(Saved data entries)
┌────────

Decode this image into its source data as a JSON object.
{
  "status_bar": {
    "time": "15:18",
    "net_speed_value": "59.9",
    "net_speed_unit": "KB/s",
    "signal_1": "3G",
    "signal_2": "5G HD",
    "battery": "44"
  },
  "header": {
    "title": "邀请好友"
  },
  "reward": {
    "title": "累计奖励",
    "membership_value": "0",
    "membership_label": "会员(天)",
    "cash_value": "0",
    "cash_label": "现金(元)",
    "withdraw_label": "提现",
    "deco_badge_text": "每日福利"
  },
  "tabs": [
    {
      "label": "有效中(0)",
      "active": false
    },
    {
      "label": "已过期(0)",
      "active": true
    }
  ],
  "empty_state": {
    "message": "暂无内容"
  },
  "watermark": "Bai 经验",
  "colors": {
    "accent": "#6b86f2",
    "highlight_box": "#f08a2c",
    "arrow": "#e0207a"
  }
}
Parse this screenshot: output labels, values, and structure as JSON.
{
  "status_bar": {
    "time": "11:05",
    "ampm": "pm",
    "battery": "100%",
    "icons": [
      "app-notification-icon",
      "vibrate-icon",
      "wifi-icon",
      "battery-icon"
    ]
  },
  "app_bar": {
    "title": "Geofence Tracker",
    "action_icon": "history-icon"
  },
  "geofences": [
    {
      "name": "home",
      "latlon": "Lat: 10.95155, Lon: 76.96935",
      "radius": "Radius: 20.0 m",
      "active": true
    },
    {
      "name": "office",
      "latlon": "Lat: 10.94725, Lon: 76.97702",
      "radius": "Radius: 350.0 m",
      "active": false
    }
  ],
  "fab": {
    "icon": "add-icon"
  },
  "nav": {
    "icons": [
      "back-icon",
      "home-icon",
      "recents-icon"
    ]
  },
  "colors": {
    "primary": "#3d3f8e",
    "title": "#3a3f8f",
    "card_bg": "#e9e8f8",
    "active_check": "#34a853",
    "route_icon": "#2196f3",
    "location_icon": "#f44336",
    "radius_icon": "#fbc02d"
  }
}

└────────

▶ Task to complete: Take the entries above and copy them out exactly.

▶ Response to the exercise:
Decode this image into its source data as a JSON object.
{
  "status_bar": {
    "time": "15:18",
    "net_speed_value": "59.9",
    "net_speed_unit": "KB/s",
    "signal_1": "3G",
    "signal_2": "5G HD",
    "battery": "44"
  },
  "header": {
    "title": "邀请好友"
  },
  "reward": {
    "title": "累计奖励",
    "membership_value": "0",
    "membership_label": "会员(天)",
    "cash_value": "0",
    "cash_label": "现金(元)",
    "withdraw_label": "提现",
    "deco_badge_text": "每日福利"
  },
  "tabs": [
    {
      "label": "有效中(0)",
      "active": false
    },
    {
      "label": "已过期(0)",
      "active": true
    }
  ],
  "empty_state": {
    "message": "暂无内容"
  },
  "watermark": "Bai 经验",
  "colors": {
    "accent": "#6b86f2",
    "highlight_box": "#f08a2c",
    "arrow": "#e0207a"
  }
}
Parse this screenshot: output labels, values, and structure as JSON.
{
  "status_bar": {
    "time": "11:05",
    "ampm": "pm",
    "battery": "100%",
    "icons": [
      "app-notification-icon",
      "vibrate-icon",
      "wifi-icon",
      "battery-icon"
    ]
  },
  "app_bar": {
    "title": "Geofence Tracker",
    "action_icon": "history-icon"
  },
  "geofences": [
    {
      "name": "home",
      "latlon": "Lat: 10.95155, Lon: 76.96935",
      "radius": "Radius: 20.0 m",
      "active": true
    },
    {
      "name": "office",
      "latlon": "Lat: 10.94725, Lon: 76.97702",
      "radius": "Radius: 350.0 m",
      "active": false
    }
  ],
  "fab": {
    "icon": "add-icon"
  },
  "nav": {
    "icons": [
      "back-icon",
      "home-icon",
      "recents-icon"
    ]
  },
  "colors": {
    "primary": "#3d3f8e",
    "title": "#3a3f8f",
    "card_bg": "#e9e8f8",
    "active_check": "#34a853",
    "route_icon": "#2196f3",
    "location_icon": "#f44336",
    "radius_icon": "#fbc02d"
  }
}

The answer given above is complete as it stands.